> [THE PROBLEM] Read the listing and extract each line that includes the word "Maximale".

A run of records:
★ ★ ★ ★ ★
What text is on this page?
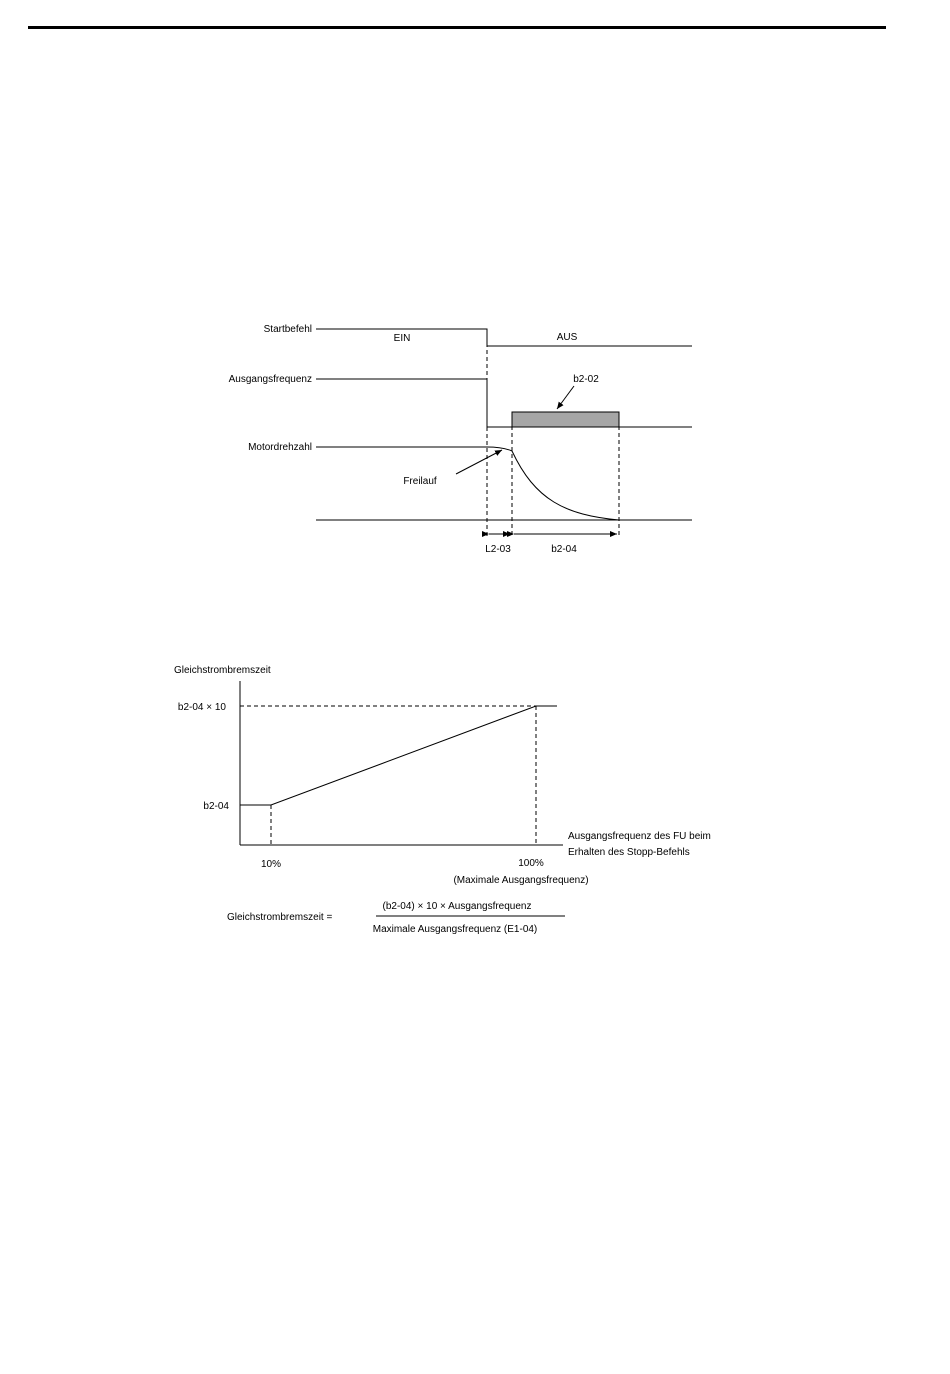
Startbefehl
Ausgangsfrequenz
Motordrehzahl
EIN	AUS
b2-02
Freilauf
L2-03	b2-04
Gleichstrombremszeit
b2-04 × 10
b2-04
Ausgangsfrequenz des FU beim
Erhalten des Stopp-Befehls
10%	100%
(Maximale Ausgangsfrequenz)
Gleichstrombremszeit =
(b2-04) × 10 × Ausgangsfrequenz
Maximale Ausgangsfrequenz (E1-04)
★ ★ ★ ★ ★
> [SOLUTION BELOW]
(Maximale Ausgangsfrequenz)
Maximale Ausgangsfrequenz (E1-04)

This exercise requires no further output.